DATASET RECORDS:
________________

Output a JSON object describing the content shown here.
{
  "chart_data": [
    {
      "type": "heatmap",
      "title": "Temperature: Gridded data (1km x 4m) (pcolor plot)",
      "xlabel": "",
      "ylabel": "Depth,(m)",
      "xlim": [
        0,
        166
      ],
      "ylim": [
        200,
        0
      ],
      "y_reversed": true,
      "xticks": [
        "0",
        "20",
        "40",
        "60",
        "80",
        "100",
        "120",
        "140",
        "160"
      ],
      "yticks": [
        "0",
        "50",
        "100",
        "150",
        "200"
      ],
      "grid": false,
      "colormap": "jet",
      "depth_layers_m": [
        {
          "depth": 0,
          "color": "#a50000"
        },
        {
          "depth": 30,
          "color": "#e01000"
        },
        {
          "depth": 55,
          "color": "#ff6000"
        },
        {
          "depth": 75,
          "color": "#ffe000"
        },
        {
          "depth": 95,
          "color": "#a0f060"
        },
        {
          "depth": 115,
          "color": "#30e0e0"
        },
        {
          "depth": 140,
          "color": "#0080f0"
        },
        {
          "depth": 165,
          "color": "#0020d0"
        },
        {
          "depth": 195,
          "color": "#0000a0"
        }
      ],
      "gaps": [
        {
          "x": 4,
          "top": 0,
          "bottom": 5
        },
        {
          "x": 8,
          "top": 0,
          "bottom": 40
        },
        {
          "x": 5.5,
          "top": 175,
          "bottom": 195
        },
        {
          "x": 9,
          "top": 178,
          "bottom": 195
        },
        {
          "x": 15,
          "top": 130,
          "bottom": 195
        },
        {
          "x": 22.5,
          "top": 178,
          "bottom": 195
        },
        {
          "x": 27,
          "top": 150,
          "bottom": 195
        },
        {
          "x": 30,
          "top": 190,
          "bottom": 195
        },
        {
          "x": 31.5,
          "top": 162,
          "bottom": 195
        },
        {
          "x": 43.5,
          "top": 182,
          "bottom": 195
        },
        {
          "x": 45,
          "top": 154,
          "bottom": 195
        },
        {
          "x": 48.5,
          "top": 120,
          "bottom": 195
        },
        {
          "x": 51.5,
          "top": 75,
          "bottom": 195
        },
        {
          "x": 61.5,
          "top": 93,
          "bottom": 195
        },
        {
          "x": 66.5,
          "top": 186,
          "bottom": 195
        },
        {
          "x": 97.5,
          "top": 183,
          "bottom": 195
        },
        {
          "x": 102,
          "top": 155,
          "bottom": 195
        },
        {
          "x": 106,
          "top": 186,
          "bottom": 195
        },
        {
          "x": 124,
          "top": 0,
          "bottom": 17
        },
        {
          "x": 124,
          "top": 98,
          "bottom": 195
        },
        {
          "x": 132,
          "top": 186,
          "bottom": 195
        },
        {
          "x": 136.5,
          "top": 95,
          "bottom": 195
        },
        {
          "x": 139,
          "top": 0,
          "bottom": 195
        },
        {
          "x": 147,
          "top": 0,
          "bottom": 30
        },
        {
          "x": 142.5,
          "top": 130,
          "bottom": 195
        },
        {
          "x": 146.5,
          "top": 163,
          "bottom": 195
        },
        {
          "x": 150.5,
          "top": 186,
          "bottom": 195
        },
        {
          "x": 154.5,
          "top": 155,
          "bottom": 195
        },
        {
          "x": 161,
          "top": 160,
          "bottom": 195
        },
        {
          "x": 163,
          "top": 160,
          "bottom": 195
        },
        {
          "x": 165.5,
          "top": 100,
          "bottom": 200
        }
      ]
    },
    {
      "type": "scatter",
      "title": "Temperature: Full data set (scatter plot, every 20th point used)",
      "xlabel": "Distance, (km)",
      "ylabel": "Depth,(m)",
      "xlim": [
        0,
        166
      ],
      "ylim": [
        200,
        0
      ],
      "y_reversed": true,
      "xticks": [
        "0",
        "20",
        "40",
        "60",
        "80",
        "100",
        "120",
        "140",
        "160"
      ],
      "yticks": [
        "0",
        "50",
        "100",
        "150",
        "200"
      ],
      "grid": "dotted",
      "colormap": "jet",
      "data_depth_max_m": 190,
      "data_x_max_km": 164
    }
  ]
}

________________

TASK OBJECTIVE:
Each entry above needs to be retyped exactly.

FULL RESPONSE:
Output a JSON object describing the content shown here.
{
  "chart_data": [
    {
      "type": "heatmap",
      "title": "Temperature: Gridded data (1km x 4m) (pcolor plot)",
      "xlabel": "",
      "ylabel": "Depth,(m)",
      "xlim": [
        0,
        166
      ],
      "ylim": [
        200,
        0
      ],
      "y_reversed": true,
      "xticks": [
        "0",
        "20",
        "40",
        "60",
        "80",
        "100",
        "120",
        "140",
        "160"
      ],
      "yticks": [
        "0",
        "50",
        "100",
        "150",
        "200"
      ],
      "grid": false,
      "colormap": "jet",
      "depth_layers_m": [
        {
          "depth": 0,
          "color": "#a50000"
        },
        {
          "depth": 30,
          "color": "#e01000"
        },
        {
          "depth": 55,
          "color": "#ff6000"
        },
        {
          "depth": 75,
          "color": "#ffe000"
        },
        {
          "depth": 95,
          "color": "#a0f060"
        },
        {
          "depth": 115,
          "color": "#30e0e0"
        },
        {
          "depth": 140,
          "color": "#0080f0"
        },
        {
          "depth": 165,
          "color": "#0020d0"
        },
        {
          "depth": 195,
          "color": "#0000a0"
        }
      ],
      "gaps": [
        {
          "x": 4,
          "top": 0,
          "bottom": 5
        },
        {
          "x": 8,
          "top": 0,
          "bottom": 40
        },
        {
          "x": 5.5,
          "top": 175,
          "bottom": 195
        },
        {
          "x": 9,
          "top": 178,
          "bottom": 195
        },
        {
          "x": 15,
          "top": 130,
          "bottom": 195
        },
        {
          "x": 22.5,
          "top": 178,
          "bottom": 195
        },
        {
          "x": 27,
          "top": 150,
          "bottom": 195
        },
        {
          "x": 30,
          "top": 190,
          "bottom": 195
        },
        {
          "x": 31.5,
          "top": 162,
          "bottom": 195
        },
        {
          "x": 43.5,
          "top": 182,
          "bottom": 195
        },
        {
          "x": 45,
          "top": 154,
          "bottom": 195
        },
        {
          "x": 48.5,
          "top": 120,
          "bottom": 195
        },
        {
          "x": 51.5,
          "top": 75,
          "bottom": 195
        },
        {
          "x": 61.5,
          "top": 93,
          "bottom": 195
        },
        {
          "x": 66.5,
          "top": 186,
          "bottom": 195
        },
        {
          "x": 97.5,
          "top": 183,
          "bottom": 195
        },
        {
          "x": 102,
          "top": 155,
          "bottom": 195
        },
        {
          "x": 106,
          "top": 186,
          "bottom": 195
        },
        {
          "x": 124,
          "top": 0,
          "bottom": 17
        },
        {
          "x": 124,
          "top": 98,
          "bottom": 195
        },
        {
          "x": 132,
          "top": 186,
          "bottom": 195
        },
        {
          "x": 136.5,
          "top": 95,
          "bottom": 195
        },
        {
          "x": 139,
          "top": 0,
          "bottom": 195
        },
        {
          "x": 147,
          "top": 0,
          "bottom": 30
        },
        {
          "x": 142.5,
          "top": 130,
          "bottom": 195
        },
        {
          "x": 146.5,
          "top": 163,
          "bottom": 195
        },
        {
          "x": 150.5,
          "top": 186,
          "bottom": 195
        },
        {
          "x": 154.5,
          "top": 155,
          "bottom": 195
        },
        {
          "x": 161,
          "top": 160,
          "bottom": 195
        },
        {
          "x": 163,
          "top": 160,
          "bottom": 195
        },
        {
          "x": 165.5,
          "top": 100,
          "bottom": 200
        }
      ]
    },
    {
      "type": "scatter",
      "title": "Temperature: Full data set (scatter plot, every 20th point used)",
      "xlabel": "Distance, (km)",
      "ylabel": "Depth,(m)",
      "xlim": [
        0,
        166
      ],
      "ylim": [
        200,
        0
      ],
      "y_reversed": true,
      "xticks": [
        "0",
        "20",
        "40",
        "60",
        "80",
        "100",
        "120",
        "140",
        "160"
      ],
      "yticks": [
        "0",
        "50",
        "100",
        "150",
        "200"
      ],
      "grid": "dotted",
      "colormap": "jet",
      "data_depth_max_m": 190,
      "data_x_max_km": 164
    }
  ]
}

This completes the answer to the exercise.